§ EXERCISE: Faithfully return all lines, omitting every embedded picture.

++++++++++++++++++++

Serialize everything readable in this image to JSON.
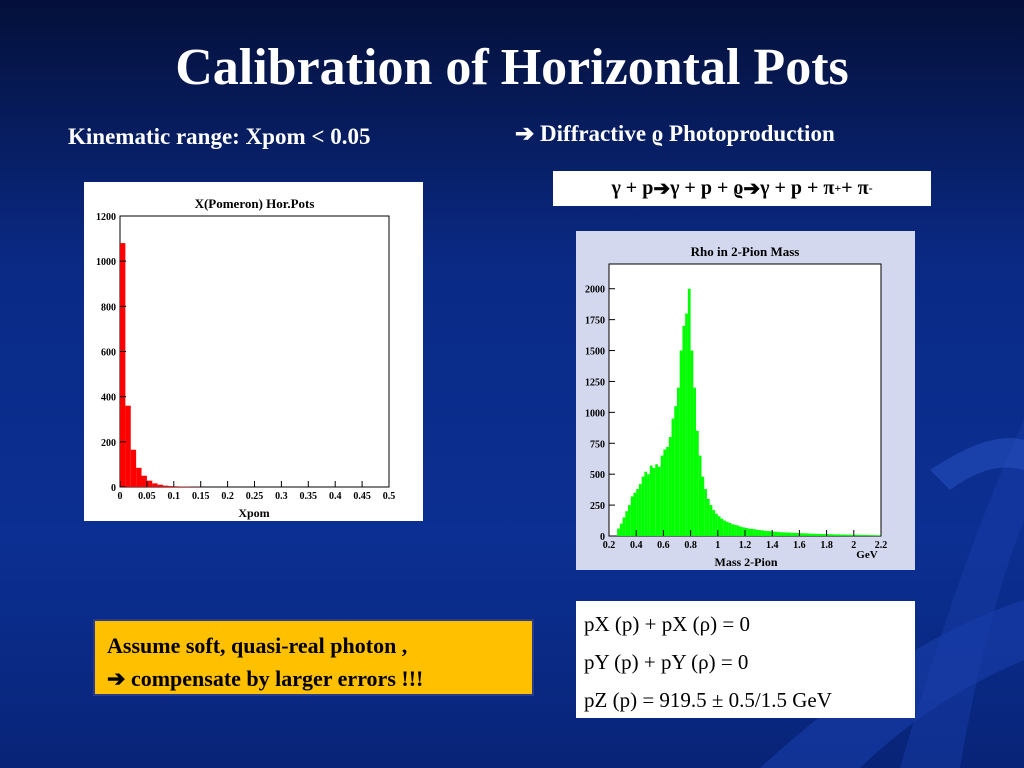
{
  "slide": {
    "title_words": [
      "Calibration of",
      "Horizontal Pots"
    ],
    "kinematic": "Kinematic range: Xpom < 0.05",
    "arrow_icon": "right-arrow",
    "diffractive": "Diffractive ϱ Photoproduction",
    "reaction": {
      "part1": "γ + p ",
      "part2": " γ + p + ϱ ",
      "part3": " γ + p + π",
      "sup1": "+",
      "part4": " + π",
      "sup2": "-"
    },
    "note": {
      "line1": "Assume soft, quasi-real photon ,",
      "line2": " compensate  by larger errors !!!"
    },
    "formulas": {
      "f1": "pX (p) +  pX (ρ) = 0",
      "f2": "pY (p) +  pY (ρ)  = 0",
      "f3": "pZ (p) = 919.5 ± 0.5/1.5 GeV"
    },
    "colors": {
      "hist1": "#ff0000",
      "hist2": "#00ff00",
      "note_bg": "#ffc000"
    }
  },
  "chart_data": [
    {
      "type": "bar",
      "title": "X(Pomeron) Hor.Pots",
      "xlabel": "Xpom",
      "ylabel": "",
      "xlim": [
        0,
        0.5
      ],
      "ylim": [
        0,
        1200
      ],
      "xticks": [
        "0",
        "0.05",
        "0.1",
        "0.15",
        "0.2",
        "0.25",
        "0.3",
        "0.35",
        "0.4",
        "0.45",
        "0.5"
      ],
      "yticks": [
        "0",
        "200",
        "400",
        "600",
        "800",
        "1000",
        "1200"
      ],
      "bin_start": 0,
      "bin_width": 0.01,
      "values": [
        1080,
        360,
        165,
        85,
        50,
        28,
        16,
        10,
        6,
        4,
        3,
        2,
        2,
        1,
        1
      ]
    },
    {
      "type": "bar",
      "title": "Rho in 2-Pion Mass",
      "xlabel": "Mass 2-Pion",
      "xunit": "GeV",
      "ylabel": "",
      "xlim": [
        0.2,
        2.2
      ],
      "ylim": [
        0,
        2200
      ],
      "xticks": [
        "0.2",
        "0.4",
        "0.6",
        "0.8",
        "1",
        "1.2",
        "1.4",
        "1.6",
        "1.8",
        "2",
        "2.2"
      ],
      "yticks": [
        "0",
        "250",
        "500",
        "750",
        "1000",
        "1250",
        "1500",
        "1750",
        "2000"
      ],
      "bin_start": 0.26,
      "bin_width": 0.02,
      "values": [
        60,
        100,
        150,
        200,
        250,
        320,
        350,
        380,
        420,
        480,
        520,
        500,
        570,
        550,
        580,
        560,
        650,
        700,
        720,
        800,
        950,
        1050,
        1200,
        1500,
        1700,
        1800,
        2000,
        1500,
        1200,
        850,
        650,
        480,
        380,
        300,
        250,
        210,
        180,
        160,
        140,
        125,
        115,
        105,
        95,
        90,
        85,
        75,
        70,
        65,
        60,
        58,
        55,
        50,
        48,
        45,
        42,
        40,
        38,
        36,
        34,
        32,
        30,
        30,
        28,
        27,
        26,
        25,
        24,
        23,
        22,
        21,
        20,
        19,
        18,
        17,
        16,
        16,
        15,
        15,
        14,
        14,
        13,
        13,
        12,
        12,
        11,
        11,
        10,
        10,
        10,
        9,
        9,
        8,
        8,
        7,
        7,
        6,
        6
      ]
    }
  ]
}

++++++++++++++++++++

§ RESULT:
Serialize everything readable in this image to JSON.
{
  "slide": {
    "title_words": [
      "Calibration of",
      "Horizontal Pots"
    ],
    "kinematic": "Kinematic range: Xpom < 0.05",
    "arrow_icon": "right-arrow",
    "diffractive": "Diffractive ϱ Photoproduction",
    "reaction": {
      "part1": "γ + p ",
      "part2": " γ + p + ϱ ",
      "part3": " γ + p + π",
      "sup1": "+",
      "part4": " + π",
      "sup2": "-"
    },
    "note": {
      "line1": "Assume soft, quasi-real photon ,",
      "line2": " compensate  by larger errors !!!"
    },
    "formulas": {
      "f1": "pX (p) +  pX (ρ) = 0",
      "f2": "pY (p) +  pY (ρ)  = 0",
      "f3": "pZ (p) = 919.5 ± 0.5/1.5 GeV"
    },
    "colors": {
      "hist1": "#ff0000",
      "hist2": "#00ff00",
      "note_bg": "#ffc000"
    }
  },
  "chart_data": [
    {
      "type": "bar",
      "title": "X(Pomeron) Hor.Pots",
      "xlabel": "Xpom",
      "ylabel": "",
      "xlim": [
        0,
        0.5
      ],
      "ylim": [
        0,
        1200
      ],
      "xticks": [
        "0",
        "0.05",
        "0.1",
        "0.15",
        "0.2",
        "0.25",
        "0.3",
        "0.35",
        "0.4",
        "0.45",
        "0.5"
      ],
      "yticks": [
        "0",
        "200",
        "400",
        "600",
        "800",
        "1000",
        "1200"
      ],
      "bin_start": 0,
      "bin_width": 0.01,
      "values": [
        1080,
        360,
        165,
        85,
        50,
        28,
        16,
        10,
        6,
        4,
        3,
        2,
        2,
        1,
        1
      ]
    },
    {
      "type": "bar",
      "title": "Rho in 2-Pion Mass",
      "xlabel": "Mass 2-Pion",
      "xunit": "GeV",
      "ylabel": "",
      "xlim": [
        0.2,
        2.2
      ],
      "ylim": [
        0,
        2200
      ],
      "xticks": [
        "0.2",
        "0.4",
        "0.6",
        "0.8",
        "1",
        "1.2",
        "1.4",
        "1.6",
        "1.8",
        "2",
        "2.2"
      ],
      "yticks": [
        "0",
        "250",
        "500",
        "750",
        "1000",
        "1250",
        "1500",
        "1750",
        "2000"
      ],
      "bin_start": 0.26,
      "bin_width": 0.02,
      "values": [
        60,
        100,
        150,
        200,
        250,
        320,
        350,
        380,
        420,
        480,
        520,
        500,
        570,
        550,
        580,
        560,
        650,
        700,
        720,
        800,
        950,
        1050,
        1200,
        1500,
        1700,
        1800,
        2000,
        1500,
        1200,
        850,
        650,
        480,
        380,
        300,
        250,
        210,
        180,
        160,
        140,
        125,
        115,
        105,
        95,
        90,
        85,
        75,
        70,
        65,
        60,
        58,
        55,
        50,
        48,
        45,
        42,
        40,
        38,
        36,
        34,
        32,
        30,
        30,
        28,
        27,
        26,
        25,
        24,
        23,
        22,
        21,
        20,
        19,
        18,
        17,
        16,
        16,
        15,
        15,
        14,
        14,
        13,
        13,
        12,
        12,
        11,
        11,
        10,
        10,
        10,
        9,
        9,
        8,
        8,
        7,
        7,
        6,
        6
      ]
    }
  ]
}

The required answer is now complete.